[start]

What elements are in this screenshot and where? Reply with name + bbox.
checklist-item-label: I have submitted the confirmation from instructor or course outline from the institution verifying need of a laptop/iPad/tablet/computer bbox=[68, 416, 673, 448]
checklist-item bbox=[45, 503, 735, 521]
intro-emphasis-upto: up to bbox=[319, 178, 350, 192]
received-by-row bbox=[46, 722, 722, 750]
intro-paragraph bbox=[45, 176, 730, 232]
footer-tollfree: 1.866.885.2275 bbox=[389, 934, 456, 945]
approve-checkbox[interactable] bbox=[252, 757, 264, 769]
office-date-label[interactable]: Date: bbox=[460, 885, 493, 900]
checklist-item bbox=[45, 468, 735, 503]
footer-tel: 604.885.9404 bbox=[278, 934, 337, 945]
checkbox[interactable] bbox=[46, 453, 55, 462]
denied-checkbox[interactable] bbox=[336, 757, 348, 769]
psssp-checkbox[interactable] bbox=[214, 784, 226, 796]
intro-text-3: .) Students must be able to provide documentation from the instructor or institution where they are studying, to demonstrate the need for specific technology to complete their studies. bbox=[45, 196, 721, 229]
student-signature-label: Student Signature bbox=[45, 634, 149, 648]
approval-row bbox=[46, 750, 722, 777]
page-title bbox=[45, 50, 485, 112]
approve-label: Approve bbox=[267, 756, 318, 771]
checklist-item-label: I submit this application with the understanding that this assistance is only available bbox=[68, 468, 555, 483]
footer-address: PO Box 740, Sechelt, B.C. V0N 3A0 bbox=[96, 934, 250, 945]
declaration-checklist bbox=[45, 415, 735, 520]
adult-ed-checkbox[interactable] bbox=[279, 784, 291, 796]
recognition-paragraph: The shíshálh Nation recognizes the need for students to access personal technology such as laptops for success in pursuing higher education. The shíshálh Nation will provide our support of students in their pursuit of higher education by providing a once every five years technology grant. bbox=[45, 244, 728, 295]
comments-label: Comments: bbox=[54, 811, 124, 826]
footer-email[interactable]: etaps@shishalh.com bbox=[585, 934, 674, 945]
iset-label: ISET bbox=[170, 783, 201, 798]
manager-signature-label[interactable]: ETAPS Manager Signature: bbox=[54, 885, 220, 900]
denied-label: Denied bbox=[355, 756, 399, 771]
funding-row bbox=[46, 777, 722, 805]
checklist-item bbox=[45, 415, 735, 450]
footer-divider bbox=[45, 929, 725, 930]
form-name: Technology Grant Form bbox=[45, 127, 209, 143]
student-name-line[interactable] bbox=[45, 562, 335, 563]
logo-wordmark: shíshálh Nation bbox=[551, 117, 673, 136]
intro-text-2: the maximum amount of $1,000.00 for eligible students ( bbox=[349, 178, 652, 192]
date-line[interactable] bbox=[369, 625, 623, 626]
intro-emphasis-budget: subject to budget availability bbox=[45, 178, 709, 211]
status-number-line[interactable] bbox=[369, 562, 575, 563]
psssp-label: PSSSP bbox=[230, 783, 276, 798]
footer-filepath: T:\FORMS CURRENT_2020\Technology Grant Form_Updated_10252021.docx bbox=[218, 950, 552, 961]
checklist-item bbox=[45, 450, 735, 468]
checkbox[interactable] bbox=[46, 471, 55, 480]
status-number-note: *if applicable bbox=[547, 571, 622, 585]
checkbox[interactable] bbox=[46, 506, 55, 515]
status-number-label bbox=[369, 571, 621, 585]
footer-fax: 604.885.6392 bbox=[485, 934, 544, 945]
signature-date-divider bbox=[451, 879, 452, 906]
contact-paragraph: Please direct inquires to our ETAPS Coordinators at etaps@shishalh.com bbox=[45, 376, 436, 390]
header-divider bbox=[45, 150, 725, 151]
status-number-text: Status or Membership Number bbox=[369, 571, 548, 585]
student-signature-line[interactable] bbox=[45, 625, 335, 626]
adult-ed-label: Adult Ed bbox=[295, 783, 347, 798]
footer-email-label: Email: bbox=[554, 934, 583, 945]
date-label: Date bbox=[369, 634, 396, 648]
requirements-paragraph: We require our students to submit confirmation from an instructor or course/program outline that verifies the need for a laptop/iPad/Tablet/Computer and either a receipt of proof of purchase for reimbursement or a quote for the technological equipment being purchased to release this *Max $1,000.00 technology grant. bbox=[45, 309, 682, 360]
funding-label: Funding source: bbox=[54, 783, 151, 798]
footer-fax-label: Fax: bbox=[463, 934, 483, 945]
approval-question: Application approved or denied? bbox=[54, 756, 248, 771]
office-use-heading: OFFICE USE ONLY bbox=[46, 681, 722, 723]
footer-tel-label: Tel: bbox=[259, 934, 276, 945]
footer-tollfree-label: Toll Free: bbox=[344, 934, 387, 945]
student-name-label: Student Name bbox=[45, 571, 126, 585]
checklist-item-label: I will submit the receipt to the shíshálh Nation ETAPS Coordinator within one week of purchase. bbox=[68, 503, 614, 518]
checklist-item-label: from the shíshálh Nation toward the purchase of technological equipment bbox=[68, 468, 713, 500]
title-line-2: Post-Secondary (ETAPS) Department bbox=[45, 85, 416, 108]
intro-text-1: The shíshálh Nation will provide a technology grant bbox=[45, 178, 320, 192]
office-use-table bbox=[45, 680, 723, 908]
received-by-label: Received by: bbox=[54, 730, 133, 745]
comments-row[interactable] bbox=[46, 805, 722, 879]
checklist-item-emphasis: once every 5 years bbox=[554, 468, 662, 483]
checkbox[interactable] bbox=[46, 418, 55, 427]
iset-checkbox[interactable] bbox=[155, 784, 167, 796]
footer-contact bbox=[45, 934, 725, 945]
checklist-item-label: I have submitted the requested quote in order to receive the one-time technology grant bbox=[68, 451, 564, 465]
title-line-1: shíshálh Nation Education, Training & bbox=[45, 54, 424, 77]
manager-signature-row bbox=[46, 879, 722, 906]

[end]

DIRECTION: Give only the number of lines in the records containing the string "where", matching case exactly.

WRITTEN RESPONSE: 2